— start Dataset content —

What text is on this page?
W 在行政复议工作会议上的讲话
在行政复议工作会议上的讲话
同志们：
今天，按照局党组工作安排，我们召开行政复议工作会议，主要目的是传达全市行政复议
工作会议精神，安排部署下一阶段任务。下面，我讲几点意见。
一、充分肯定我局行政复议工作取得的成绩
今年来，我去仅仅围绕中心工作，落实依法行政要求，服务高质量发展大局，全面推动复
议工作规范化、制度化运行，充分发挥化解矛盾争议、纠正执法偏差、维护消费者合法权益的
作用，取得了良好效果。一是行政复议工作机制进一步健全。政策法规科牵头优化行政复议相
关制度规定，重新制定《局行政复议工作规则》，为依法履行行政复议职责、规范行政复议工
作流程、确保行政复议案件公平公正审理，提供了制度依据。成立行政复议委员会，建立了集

— end Dataset content —

Every line above needs to be retyped exactly.

_Written response_
What text is on this page?
W 在行政复议工作会议上的讲话
在行政复议工作会议上的讲话
同志们：
今天，按照局党组工作安排，我们召开行政复议工作会议，主要目的是传达全市行政复议
工作会议精神，安排部署下一阶段任务。下面，我讲几点意见。
一、充分肯定我局行政复议工作取得的成绩
今年来，我去仅仅围绕中心工作，落实依法行政要求，服务高质量发展大局，全面推动复
议工作规范化、制度化运行，充分发挥化解矛盾争议、纠正执法偏差、维护消费者合法权益的
作用，取得了良好效果。一是行政复议工作机制进一步健全。政策法规科牵头优化行政复议相
关制度规定，重新制定《局行政复议工作规则》，为依法履行行政复议职责、规范行政复议工
作流程、确保行政复议案件公平公正审理，提供了制度依据。成立行政复议委员会，建立了集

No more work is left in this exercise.